Reproduce the listing below exactly, minus its pictures.

─── Entries shown ───

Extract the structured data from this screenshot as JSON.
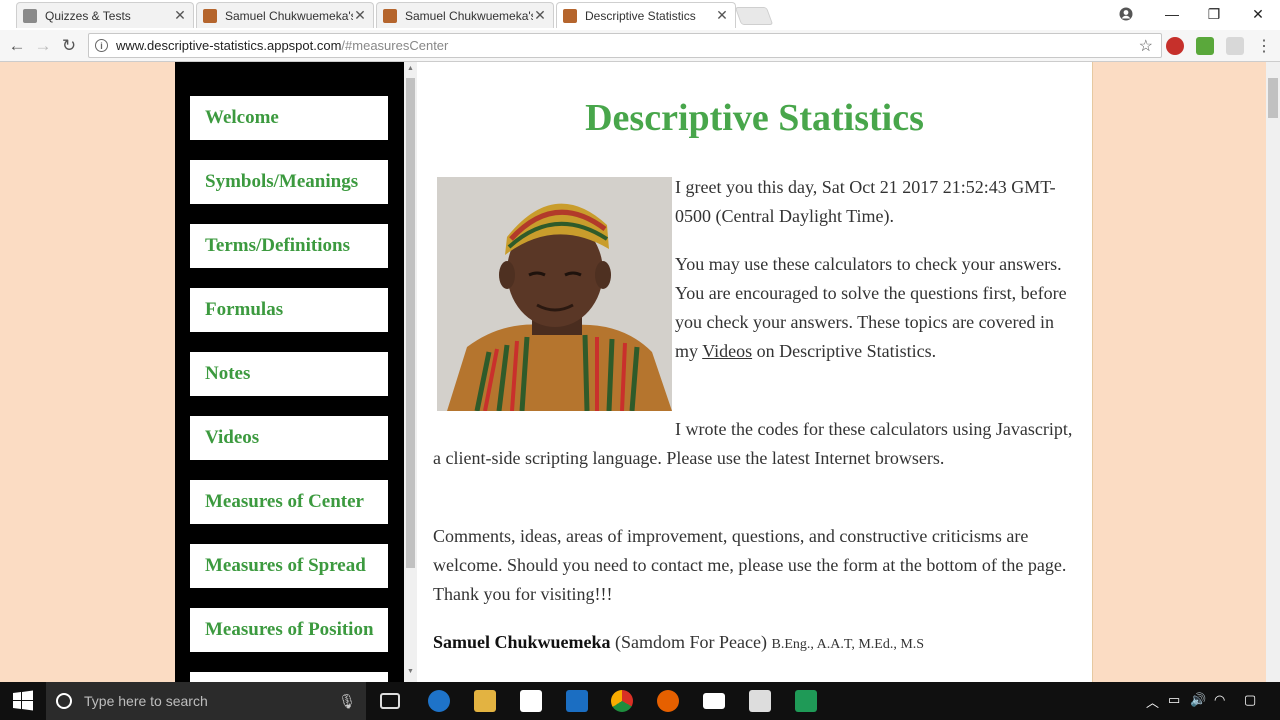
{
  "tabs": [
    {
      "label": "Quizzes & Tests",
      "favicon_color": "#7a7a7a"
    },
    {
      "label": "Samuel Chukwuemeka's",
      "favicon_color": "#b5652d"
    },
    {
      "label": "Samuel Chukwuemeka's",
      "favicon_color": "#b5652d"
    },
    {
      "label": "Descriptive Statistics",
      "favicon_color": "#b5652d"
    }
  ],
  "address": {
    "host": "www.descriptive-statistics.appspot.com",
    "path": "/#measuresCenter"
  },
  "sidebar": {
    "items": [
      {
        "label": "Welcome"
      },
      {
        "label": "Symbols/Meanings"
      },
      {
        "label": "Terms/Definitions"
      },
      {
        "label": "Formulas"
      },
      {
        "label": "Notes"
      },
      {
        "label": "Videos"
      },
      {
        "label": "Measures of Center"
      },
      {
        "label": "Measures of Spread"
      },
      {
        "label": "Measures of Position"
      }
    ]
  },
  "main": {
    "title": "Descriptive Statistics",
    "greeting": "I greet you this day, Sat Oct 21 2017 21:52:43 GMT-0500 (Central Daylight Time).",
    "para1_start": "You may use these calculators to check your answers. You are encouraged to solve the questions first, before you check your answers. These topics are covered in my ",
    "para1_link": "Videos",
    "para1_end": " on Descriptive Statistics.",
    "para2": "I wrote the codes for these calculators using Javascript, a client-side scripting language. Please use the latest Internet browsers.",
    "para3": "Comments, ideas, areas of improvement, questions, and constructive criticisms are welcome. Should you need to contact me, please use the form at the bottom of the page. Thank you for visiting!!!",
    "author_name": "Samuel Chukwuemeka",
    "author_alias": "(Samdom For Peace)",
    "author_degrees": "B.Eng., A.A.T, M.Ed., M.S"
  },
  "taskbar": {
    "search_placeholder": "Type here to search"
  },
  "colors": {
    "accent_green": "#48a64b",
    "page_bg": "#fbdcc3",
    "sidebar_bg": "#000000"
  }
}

───

■ Response ■
Extract the structured data from this screenshot as JSON.
{
  "tabs": [
    {
      "label": "Quizzes & Tests",
      "favicon_color": "#7a7a7a"
    },
    {
      "label": "Samuel Chukwuemeka's",
      "favicon_color": "#b5652d"
    },
    {
      "label": "Samuel Chukwuemeka's",
      "favicon_color": "#b5652d"
    },
    {
      "label": "Descriptive Statistics",
      "favicon_color": "#b5652d"
    }
  ],
  "address": {
    "host": "www.descriptive-statistics.appspot.com",
    "path": "/#measuresCenter"
  },
  "sidebar": {
    "items": [
      {
        "label": "Welcome"
      },
      {
        "label": "Symbols/Meanings"
      },
      {
        "label": "Terms/Definitions"
      },
      {
        "label": "Formulas"
      },
      {
        "label": "Notes"
      },
      {
        "label": "Videos"
      },
      {
        "label": "Measures of Center"
      },
      {
        "label": "Measures of Spread"
      },
      {
        "label": "Measures of Position"
      }
    ]
  },
  "main": {
    "title": "Descriptive Statistics",
    "greeting": "I greet you this day, Sat Oct 21 2017 21:52:43 GMT-0500 (Central Daylight Time).",
    "para1_start": "You may use these calculators to check your answers. You are encouraged to solve the questions first, before you check your answers. These topics are covered in my ",
    "para1_link": "Videos",
    "para1_end": " on Descriptive Statistics.",
    "para2": "I wrote the codes for these calculators using Javascript, a client-side scripting language. Please use the latest Internet browsers.",
    "para3": "Comments, ideas, areas of improvement, questions, and constructive criticisms are welcome. Should you need to contact me, please use the form at the bottom of the page. Thank you for visiting!!!",
    "author_name": "Samuel Chukwuemeka",
    "author_alias": "(Samdom For Peace)",
    "author_degrees": "B.Eng., A.A.T, M.Ed., M.S"
  },
  "taskbar": {
    "search_placeholder": "Type here to search"
  },
  "colors": {
    "accent_green": "#48a64b",
    "page_bg": "#fbdcc3",
    "sidebar_bg": "#000000"
  }
}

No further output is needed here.